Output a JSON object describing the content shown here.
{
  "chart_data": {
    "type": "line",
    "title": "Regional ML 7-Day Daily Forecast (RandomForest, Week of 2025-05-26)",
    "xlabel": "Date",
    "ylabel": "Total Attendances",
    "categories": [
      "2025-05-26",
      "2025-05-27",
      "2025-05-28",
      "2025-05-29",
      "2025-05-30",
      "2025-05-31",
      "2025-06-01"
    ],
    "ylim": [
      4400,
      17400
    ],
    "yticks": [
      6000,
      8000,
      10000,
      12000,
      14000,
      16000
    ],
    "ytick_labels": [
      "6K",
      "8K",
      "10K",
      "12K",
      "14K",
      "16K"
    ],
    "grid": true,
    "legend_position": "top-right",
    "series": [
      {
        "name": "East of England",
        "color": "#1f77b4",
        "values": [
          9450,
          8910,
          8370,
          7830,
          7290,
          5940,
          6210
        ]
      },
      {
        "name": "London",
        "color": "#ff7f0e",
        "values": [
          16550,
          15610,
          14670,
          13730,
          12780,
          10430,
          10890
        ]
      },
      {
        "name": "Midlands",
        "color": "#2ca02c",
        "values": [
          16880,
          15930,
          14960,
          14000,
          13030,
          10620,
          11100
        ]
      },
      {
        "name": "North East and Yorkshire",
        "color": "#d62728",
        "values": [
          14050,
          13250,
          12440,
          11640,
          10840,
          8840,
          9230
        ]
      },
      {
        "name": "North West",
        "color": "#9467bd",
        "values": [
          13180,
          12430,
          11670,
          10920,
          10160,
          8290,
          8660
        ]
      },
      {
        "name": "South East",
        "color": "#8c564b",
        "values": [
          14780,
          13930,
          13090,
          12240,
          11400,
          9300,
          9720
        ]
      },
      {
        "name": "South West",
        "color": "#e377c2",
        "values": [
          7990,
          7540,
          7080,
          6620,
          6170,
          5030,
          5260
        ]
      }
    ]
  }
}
════
- [Written problem] Every record should be given again exactly.

- [Solution to this problem]
Output a JSON object describing the content shown here.
{
  "chart_data": {
    "type": "line",
    "title": "Regional ML 7-Day Daily Forecast (RandomForest, Week of 2025-05-26)",
    "xlabel": "Date",
    "ylabel": "Total Attendances",
    "categories": [
      "2025-05-26",
      "2025-05-27",
      "2025-05-28",
      "2025-05-29",
      "2025-05-30",
      "2025-05-31",
      "2025-06-01"
    ],
    "ylim": [
      4400,
      17400
    ],
    "yticks": [
      6000,
      8000,
      10000,
      12000,
      14000,
      16000
    ],
    "ytick_labels": [
      "6K",
      "8K",
      "10K",
      "12K",
      "14K",
      "16K"
    ],
    "grid": true,
    "legend_position": "top-right",
    "series": [
      {
        "name": "East of England",
        "color": "#1f77b4",
        "values": [
          9450,
          8910,
          8370,
          7830,
          7290,
          5940,
          6210
        ]
      },
      {
        "name": "London",
        "color": "#ff7f0e",
        "values": [
          16550,
          15610,
          14670,
          13730,
          12780,
          10430,
          10890
        ]
      },
      {
        "name": "Midlands",
        "color": "#2ca02c",
        "values": [
          16880,
          15930,
          14960,
          14000,
          13030,
          10620,
          11100
        ]
      },
      {
        "name": "North East and Yorkshire",
        "color": "#d62728",
        "values": [
          14050,
          13250,
          12440,
          11640,
          10840,
          8840,
          9230
        ]
      },
      {
        "name": "North West",
        "color": "#9467bd",
        "values": [
          13180,
          12430,
          11670,
          10920,
          10160,
          8290,
          8660
        ]
      },
      {
        "name": "South East",
        "color": "#8c564b",
        "values": [
          14780,
          13930,
          13090,
          12240,
          11400,
          9300,
          9720
        ]
      },
      {
        "name": "South West",
        "color": "#e377c2",
        "values": [
          7990,
          7540,
          7080,
          6620,
          6170,
          5030,
          5260
        ]
      }
    ]
  }
}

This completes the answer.